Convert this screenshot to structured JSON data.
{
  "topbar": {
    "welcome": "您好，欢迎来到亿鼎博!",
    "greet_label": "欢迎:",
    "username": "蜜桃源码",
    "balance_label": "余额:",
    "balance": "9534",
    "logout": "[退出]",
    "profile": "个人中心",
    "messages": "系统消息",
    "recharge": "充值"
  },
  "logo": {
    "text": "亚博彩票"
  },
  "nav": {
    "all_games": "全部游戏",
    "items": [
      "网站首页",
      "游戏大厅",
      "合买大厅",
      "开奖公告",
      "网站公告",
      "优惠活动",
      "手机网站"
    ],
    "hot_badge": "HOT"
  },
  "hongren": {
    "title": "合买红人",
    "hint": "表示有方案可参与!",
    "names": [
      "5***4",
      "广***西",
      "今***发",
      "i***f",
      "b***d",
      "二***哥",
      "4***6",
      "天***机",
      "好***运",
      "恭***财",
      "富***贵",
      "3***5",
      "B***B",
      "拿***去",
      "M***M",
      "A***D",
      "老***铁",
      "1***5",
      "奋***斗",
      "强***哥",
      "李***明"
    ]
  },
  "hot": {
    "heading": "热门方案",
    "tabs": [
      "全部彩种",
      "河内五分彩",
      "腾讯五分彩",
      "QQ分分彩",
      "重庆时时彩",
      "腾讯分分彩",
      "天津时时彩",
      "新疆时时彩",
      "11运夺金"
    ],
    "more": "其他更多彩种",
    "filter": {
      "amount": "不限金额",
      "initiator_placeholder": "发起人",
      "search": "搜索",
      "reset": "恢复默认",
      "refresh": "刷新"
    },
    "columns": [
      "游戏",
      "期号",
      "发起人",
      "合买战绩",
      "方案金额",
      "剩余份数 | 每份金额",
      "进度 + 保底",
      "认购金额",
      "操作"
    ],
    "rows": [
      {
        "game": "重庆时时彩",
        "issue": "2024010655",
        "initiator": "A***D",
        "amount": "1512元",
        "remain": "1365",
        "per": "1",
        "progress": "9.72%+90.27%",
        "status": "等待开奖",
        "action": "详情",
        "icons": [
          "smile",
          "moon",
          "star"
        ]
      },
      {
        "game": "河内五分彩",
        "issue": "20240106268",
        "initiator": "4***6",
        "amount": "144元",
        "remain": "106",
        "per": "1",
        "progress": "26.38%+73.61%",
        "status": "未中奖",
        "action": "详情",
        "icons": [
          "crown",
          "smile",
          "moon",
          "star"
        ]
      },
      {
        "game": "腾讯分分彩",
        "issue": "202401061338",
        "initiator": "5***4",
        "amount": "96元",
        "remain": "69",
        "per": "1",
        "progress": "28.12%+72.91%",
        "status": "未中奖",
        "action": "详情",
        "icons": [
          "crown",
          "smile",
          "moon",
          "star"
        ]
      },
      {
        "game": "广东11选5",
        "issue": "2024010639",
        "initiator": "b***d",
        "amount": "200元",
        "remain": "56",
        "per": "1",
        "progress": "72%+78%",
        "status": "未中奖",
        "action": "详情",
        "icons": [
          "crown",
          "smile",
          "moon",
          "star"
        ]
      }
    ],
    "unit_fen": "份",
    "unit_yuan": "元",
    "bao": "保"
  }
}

**********

**Your instructions**
From the listing above, extract all records word for word.

**Result for this exercise**
Convert this screenshot to structured JSON data.
{
  "topbar": {
    "welcome": "您好，欢迎来到亿鼎博!",
    "greet_label": "欢迎:",
    "username": "蜜桃源码",
    "balance_label": "余额:",
    "balance": "9534",
    "logout": "[退出]",
    "profile": "个人中心",
    "messages": "系统消息",
    "recharge": "充值"
  },
  "logo": {
    "text": "亚博彩票"
  },
  "nav": {
    "all_games": "全部游戏",
    "items": [
      "网站首页",
      "游戏大厅",
      "合买大厅",
      "开奖公告",
      "网站公告",
      "优惠活动",
      "手机网站"
    ],
    "hot_badge": "HOT"
  },
  "hongren": {
    "title": "合买红人",
    "hint": "表示有方案可参与!",
    "names": [
      "5***4",
      "广***西",
      "今***发",
      "i***f",
      "b***d",
      "二***哥",
      "4***6",
      "天***机",
      "好***运",
      "恭***财",
      "富***贵",
      "3***5",
      "B***B",
      "拿***去",
      "M***M",
      "A***D",
      "老***铁",
      "1***5",
      "奋***斗",
      "强***哥",
      "李***明"
    ]
  },
  "hot": {
    "heading": "热门方案",
    "tabs": [
      "全部彩种",
      "河内五分彩",
      "腾讯五分彩",
      "QQ分分彩",
      "重庆时时彩",
      "腾讯分分彩",
      "天津时时彩",
      "新疆时时彩",
      "11运夺金"
    ],
    "more": "其他更多彩种",
    "filter": {
      "amount": "不限金额",
      "initiator_placeholder": "发起人",
      "search": "搜索",
      "reset": "恢复默认",
      "refresh": "刷新"
    },
    "columns": [
      "游戏",
      "期号",
      "发起人",
      "合买战绩",
      "方案金额",
      "剩余份数 | 每份金额",
      "进度 + 保底",
      "认购金额",
      "操作"
    ],
    "rows": [
      {
        "game": "重庆时时彩",
        "issue": "2024010655",
        "initiator": "A***D",
        "amount": "1512元",
        "remain": "1365",
        "per": "1",
        "progress": "9.72%+90.27%",
        "status": "等待开奖",
        "action": "详情",
        "icons": [
          "smile",
          "moon",
          "star"
        ]
      },
      {
        "game": "河内五分彩",
        "issue": "20240106268",
        "initiator": "4***6",
        "amount": "144元",
        "remain": "106",
        "per": "1",
        "progress": "26.38%+73.61%",
        "status": "未中奖",
        "action": "详情",
        "icons": [
          "crown",
          "smile",
          "moon",
          "star"
        ]
      },
      {
        "game": "腾讯分分彩",
        "issue": "202401061338",
        "initiator": "5***4",
        "amount": "96元",
        "remain": "69",
        "per": "1",
        "progress": "28.12%+72.91%",
        "status": "未中奖",
        "action": "详情",
        "icons": [
          "crown",
          "smile",
          "moon",
          "star"
        ]
      },
      {
        "game": "广东11选5",
        "issue": "2024010639",
        "initiator": "b***d",
        "amount": "200元",
        "remain": "56",
        "per": "1",
        "progress": "72%+78%",
        "status": "未中奖",
        "action": "详情",
        "icons": [
          "crown",
          "smile",
          "moon",
          "star"
        ]
      }
    ],
    "unit_fen": "份",
    "unit_yuan": "元",
    "bao": "保"
  }
}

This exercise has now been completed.